Provided data:
* * * * * * * * *

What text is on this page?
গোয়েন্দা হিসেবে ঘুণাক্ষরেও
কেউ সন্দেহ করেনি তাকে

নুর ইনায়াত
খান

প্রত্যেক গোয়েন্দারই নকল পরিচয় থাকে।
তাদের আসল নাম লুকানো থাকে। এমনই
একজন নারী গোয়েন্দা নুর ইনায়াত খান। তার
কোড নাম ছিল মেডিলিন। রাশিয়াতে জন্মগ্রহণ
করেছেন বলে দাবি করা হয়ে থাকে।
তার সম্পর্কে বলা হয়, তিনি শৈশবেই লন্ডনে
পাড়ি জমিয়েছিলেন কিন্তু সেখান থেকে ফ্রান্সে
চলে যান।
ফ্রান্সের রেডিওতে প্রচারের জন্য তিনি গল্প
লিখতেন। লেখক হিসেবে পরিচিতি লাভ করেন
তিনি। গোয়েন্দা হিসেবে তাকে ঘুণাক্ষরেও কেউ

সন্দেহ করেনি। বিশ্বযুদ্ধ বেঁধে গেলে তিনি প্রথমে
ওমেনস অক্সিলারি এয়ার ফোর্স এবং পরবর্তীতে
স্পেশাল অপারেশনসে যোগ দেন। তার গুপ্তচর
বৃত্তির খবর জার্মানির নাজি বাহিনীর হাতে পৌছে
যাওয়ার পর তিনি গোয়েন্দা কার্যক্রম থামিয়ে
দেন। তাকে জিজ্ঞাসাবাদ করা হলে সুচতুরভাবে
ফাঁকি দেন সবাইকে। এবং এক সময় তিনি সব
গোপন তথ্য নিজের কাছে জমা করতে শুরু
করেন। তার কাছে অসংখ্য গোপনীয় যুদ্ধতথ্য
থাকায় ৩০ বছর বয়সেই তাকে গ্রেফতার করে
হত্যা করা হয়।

* * * * * * * * *

Problem requirements:
Write the whole listing out again. Keep every line exactly as it is.

Output for this exercise:
What text is on this page?
গোয়েন্দা হিসেবে ঘুণাক্ষরেও
কেউ সন্দেহ করেনি তাকে

নুর ইনায়াত
খান

প্রত্যেক গোয়েন্দারই নকল পরিচয় থাকে।
তাদের আসল নাম লুকানো থাকে। এমনই
একজন নারী গোয়েন্দা নুর ইনায়াত খান। তার
কোড নাম ছিল মেডিলিন। রাশিয়াতে জন্মগ্রহণ
করেছেন বলে দাবি করা হয়ে থাকে।
তার সম্পর্কে বলা হয়, তিনি শৈশবেই লন্ডনে
পাড়ি জমিয়েছিলেন কিন্তু সেখান থেকে ফ্রান্সে
চলে যান।
ফ্রান্সের রেডিওতে প্রচারের জন্য তিনি গল্প
লিখতেন। লেখক হিসেবে পরিচিতি লাভ করেন
তিনি। গোয়েন্দা হিসেবে তাকে ঘুণাক্ষরেও কেউ

সন্দেহ করেনি। বিশ্বযুদ্ধ বেঁধে গেলে তিনি প্রথমে
ওমেনস অক্সিলারি এয়ার ফোর্স এবং পরবর্তীতে
স্পেশাল অপারেশনসে যোগ দেন। তার গুপ্তচর
বৃত্তির খবর জার্মানির নাজি বাহিনীর হাতে পৌছে
যাওয়ার পর তিনি গোয়েন্দা কার্যক্রম থামিয়ে
দেন। তাকে জিজ্ঞাসাবাদ করা হলে সুচতুরভাবে
ফাঁকি দেন সবাইকে। এবং এক সময় তিনি সব
গোপন তথ্য নিজের কাছে জমা করতে শুরু
করেন। তার কাছে অসংখ্য গোপনীয় যুদ্ধতথ্য
থাকায় ৩০ বছর বয়সেই তাকে গ্রেফতার করে
হত্যা করা হয়।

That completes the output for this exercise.